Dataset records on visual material
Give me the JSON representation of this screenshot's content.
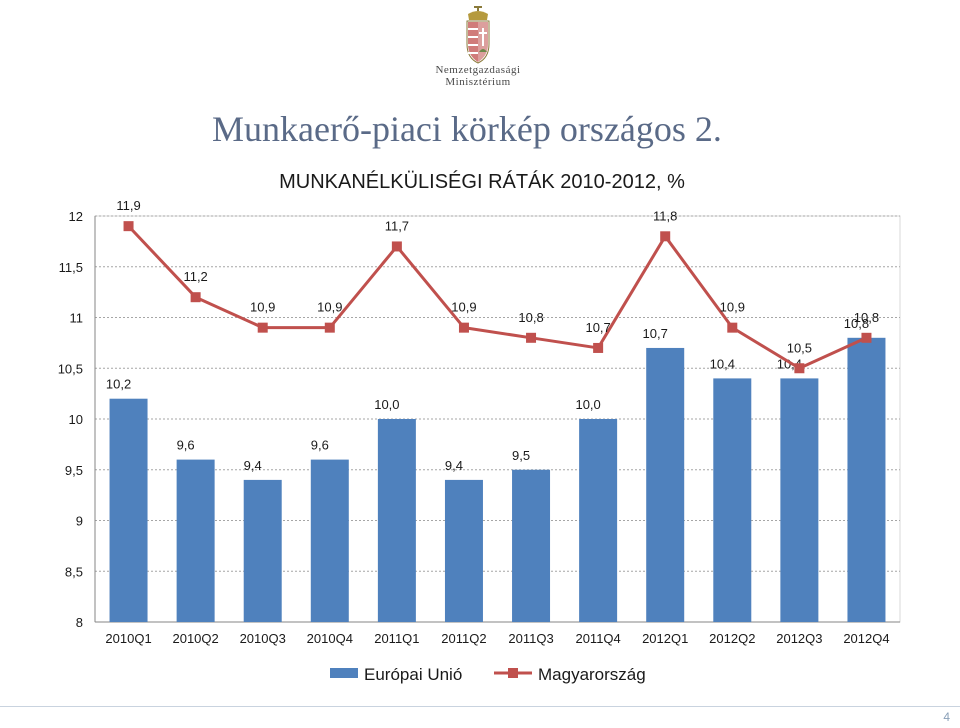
{
  "slide": {
    "title": "Munkaerő-piaci körkép országos 2.",
    "page_number": "4"
  },
  "logo": {
    "line1": "Nemzetgazdasági",
    "line2": "Minisztérium",
    "icon": "hungarian-coat-of-arms"
  },
  "colors": {
    "bar": "#4f81bd",
    "line": "#c0504d",
    "grid": "#a6a6a6",
    "axis": "#868686",
    "title": "#5a6a87"
  },
  "chart_data": {
    "type": "bar",
    "title": "MUNKANÉLKÜLISÉGI RÁTÁK 2010-2012, %",
    "xlabel": "",
    "ylabel": "",
    "ylim": [
      8,
      12
    ],
    "yticks": [
      {
        "value": 8,
        "label": "8"
      },
      {
        "value": 8.5,
        "label": "8,5"
      },
      {
        "value": 9,
        "label": "9"
      },
      {
        "value": 9.5,
        "label": "9,5"
      },
      {
        "value": 10,
        "label": "10"
      },
      {
        "value": 10.5,
        "label": "10,5"
      },
      {
        "value": 11,
        "label": "11"
      },
      {
        "value": 11.5,
        "label": "11,5"
      },
      {
        "value": 12,
        "label": "12"
      }
    ],
    "grid": true,
    "legend": "bottom",
    "categories": [
      "2010Q1",
      "2010Q2",
      "2010Q3",
      "2010Q4",
      "2011Q1",
      "2011Q2",
      "2011Q3",
      "2011Q4",
      "2012Q1",
      "2012Q2",
      "2012Q3",
      "2012Q4"
    ],
    "series": [
      {
        "name": "Európai Unió",
        "kind": "bar",
        "values": [
          10.2,
          9.6,
          9.4,
          9.6,
          10.0,
          9.4,
          9.5,
          10.0,
          10.7,
          10.4,
          10.4,
          10.8
        ],
        "labels": [
          "10,2",
          "9,6",
          "9,4",
          "9,6",
          "10,0",
          "9,4",
          "9,5",
          "10,0",
          "10,7",
          "10,4",
          "10,4",
          "10,8"
        ]
      },
      {
        "name": "Magyarország",
        "kind": "line",
        "values": [
          11.9,
          11.2,
          10.9,
          10.9,
          11.7,
          10.9,
          10.8,
          10.7,
          11.8,
          10.9,
          10.5,
          10.8
        ],
        "labels": [
          "11,9",
          "11,2",
          "10,9",
          "10,9",
          "11,7",
          "10,9",
          "10,8",
          "10,7",
          "11,8",
          "10,9",
          "10,5",
          "10,8"
        ]
      }
    ]
  }
}
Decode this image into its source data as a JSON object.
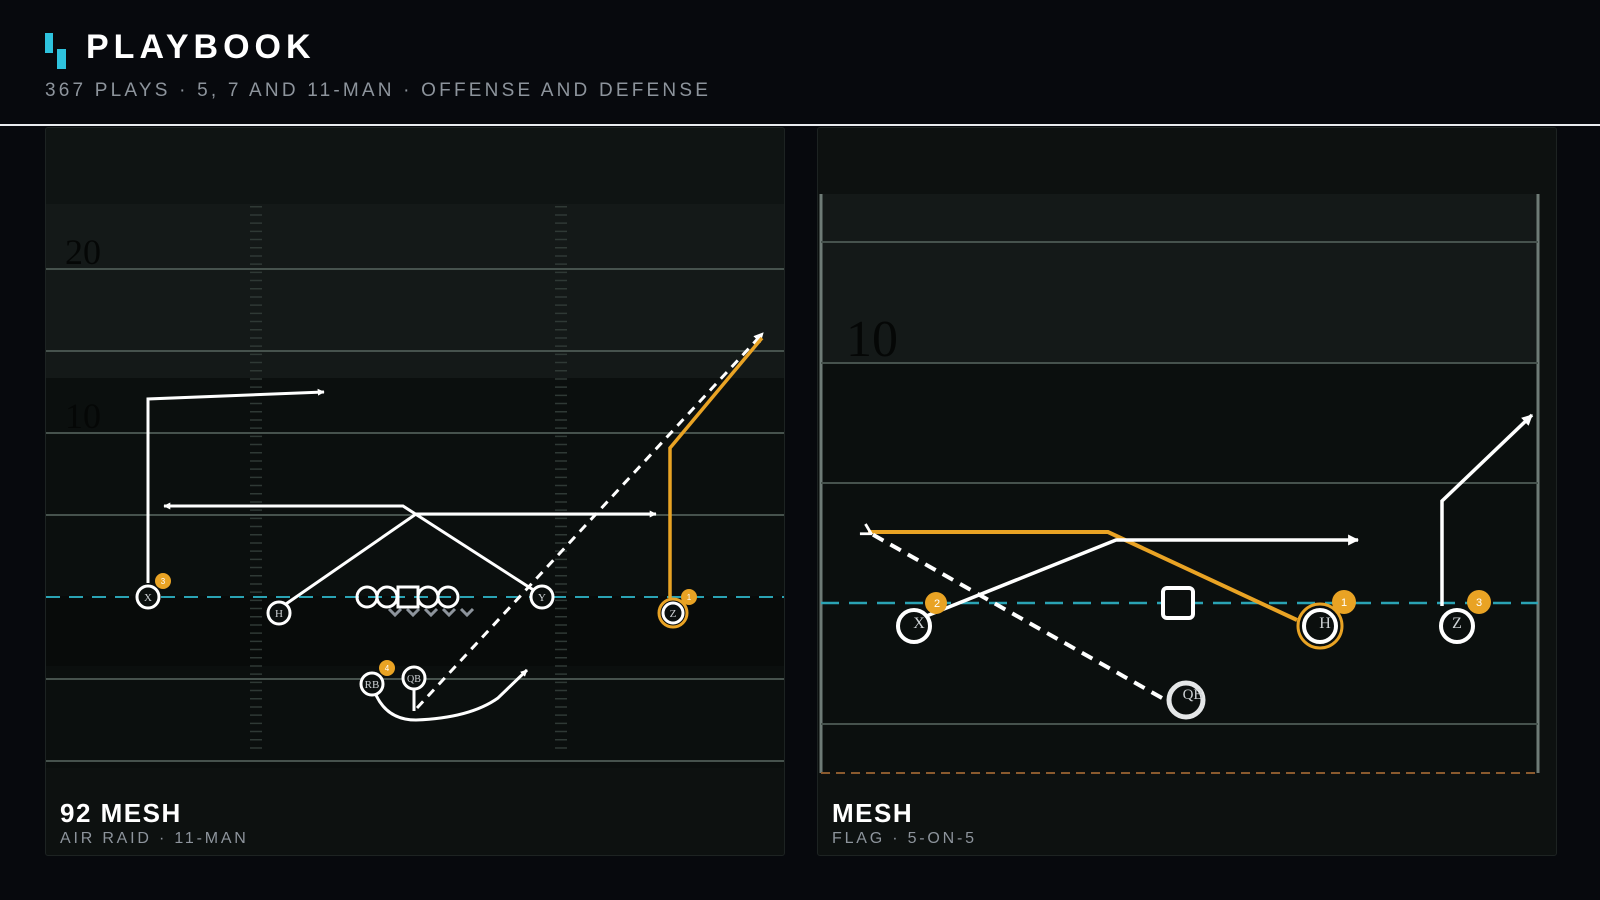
{
  "header": {
    "title": "PLAYBOOK",
    "subtitle": "367 PLAYS · 5, 7 AND 11-MAN · OFFENSE AND DEFENSE",
    "brand_color": "#2ec3de"
  },
  "colors": {
    "primary_route": "#e9a324",
    "line_of_scrimmage": "#2aa3b4",
    "route": "#ffffff",
    "background": "#07090d"
  },
  "plays": [
    {
      "name": "92 MESH",
      "meta": "AIR RAID · 11-MAN",
      "yard_markers": [
        "20",
        "10"
      ],
      "players": [
        "X",
        "H",
        "Y",
        "Z",
        "RB",
        "QB"
      ],
      "read_order": [
        "1",
        "3",
        "4"
      ]
    },
    {
      "name": "MESH",
      "meta": "FLAG · 5-ON-5",
      "yard_markers": [
        "10"
      ],
      "players": [
        "X",
        "H",
        "Z",
        "QB"
      ],
      "read_order": [
        "1",
        "2",
        "3"
      ]
    }
  ]
}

Written task =
Return each line from the material above exactly, but not the pictures.

Final answer =
Give me the JSON representation of this screenshot's content.
{
  "slide": {
    "title": "Munkaerő-piaci körkép országos 2.",
    "page_number": "4"
  },
  "logo": {
    "line1": "Nemzetgazdasági",
    "line2": "Minisztérium",
    "icon": "hungarian-coat-of-arms"
  },
  "colors": {
    "bar": "#4f81bd",
    "line": "#c0504d",
    "grid": "#a6a6a6",
    "axis": "#868686",
    "title": "#5a6a87"
  },
  "chart_data": {
    "type": "bar",
    "title": "MUNKANÉLKÜLISÉGI RÁTÁK 2010-2012, %",
    "xlabel": "",
    "ylabel": "",
    "ylim": [
      8,
      12
    ],
    "yticks": [
      {
        "value": 8,
        "label": "8"
      },
      {
        "value": 8.5,
        "label": "8,5"
      },
      {
        "value": 9,
        "label": "9"
      },
      {
        "value": 9.5,
        "label": "9,5"
      },
      {
        "value": 10,
        "label": "10"
      },
      {
        "value": 10.5,
        "label": "10,5"
      },
      {
        "value": 11,
        "label": "11"
      },
      {
        "value": 11.5,
        "label": "11,5"
      },
      {
        "value": 12,
        "label": "12"
      }
    ],
    "grid": true,
    "legend": "bottom",
    "categories": [
      "2010Q1",
      "2010Q2",
      "2010Q3",
      "2010Q4",
      "2011Q1",
      "2011Q2",
      "2011Q3",
      "2011Q4",
      "2012Q1",
      "2012Q2",
      "2012Q3",
      "2012Q4"
    ],
    "series": [
      {
        "name": "Európai Unió",
        "kind": "bar",
        "values": [
          10.2,
          9.6,
          9.4,
          9.6,
          10.0,
          9.4,
          9.5,
          10.0,
          10.7,
          10.4,
          10.4,
          10.8
        ],
        "labels": [
          "10,2",
          "9,6",
          "9,4",
          "9,6",
          "10,0",
          "9,4",
          "9,5",
          "10,0",
          "10,7",
          "10,4",
          "10,4",
          "10,8"
        ]
      },
      {
        "name": "Magyarország",
        "kind": "line",
        "values": [
          11.9,
          11.2,
          10.9,
          10.9,
          11.7,
          10.9,
          10.8,
          10.7,
          11.8,
          10.9,
          10.5,
          10.8
        ],
        "labels": [
          "11,9",
          "11,2",
          "10,9",
          "10,9",
          "11,7",
          "10,9",
          "10,8",
          "10,7",
          "11,8",
          "10,9",
          "10,5",
          "10,8"
        ]
      }
    ]
  }
}
Decode this image into its source data as a JSON object.
{
  "header": {
    "title": "PLAYBOOK",
    "subtitle": "367 PLAYS · 5, 7 AND 11-MAN · OFFENSE AND DEFENSE",
    "brand_color": "#2ec3de"
  },
  "colors": {
    "primary_route": "#e9a324",
    "line_of_scrimmage": "#2aa3b4",
    "route": "#ffffff",
    "background": "#07090d"
  },
  "plays": [
    {
      "name": "92 MESH",
      "meta": "AIR RAID · 11-MAN",
      "yard_markers": [
        "20",
        "10"
      ],
      "players": [
        "X",
        "H",
        "Y",
        "Z",
        "RB",
        "QB"
      ],
      "read_order": [
        "1",
        "3",
        "4"
      ]
    },
    {
      "name": "MESH",
      "meta": "FLAG · 5-ON-5",
      "yard_markers": [
        "10"
      ],
      "players": [
        "X",
        "H",
        "Z",
        "QB"
      ],
      "read_order": [
        "1",
        "2",
        "3"
      ]
    }
  ]
}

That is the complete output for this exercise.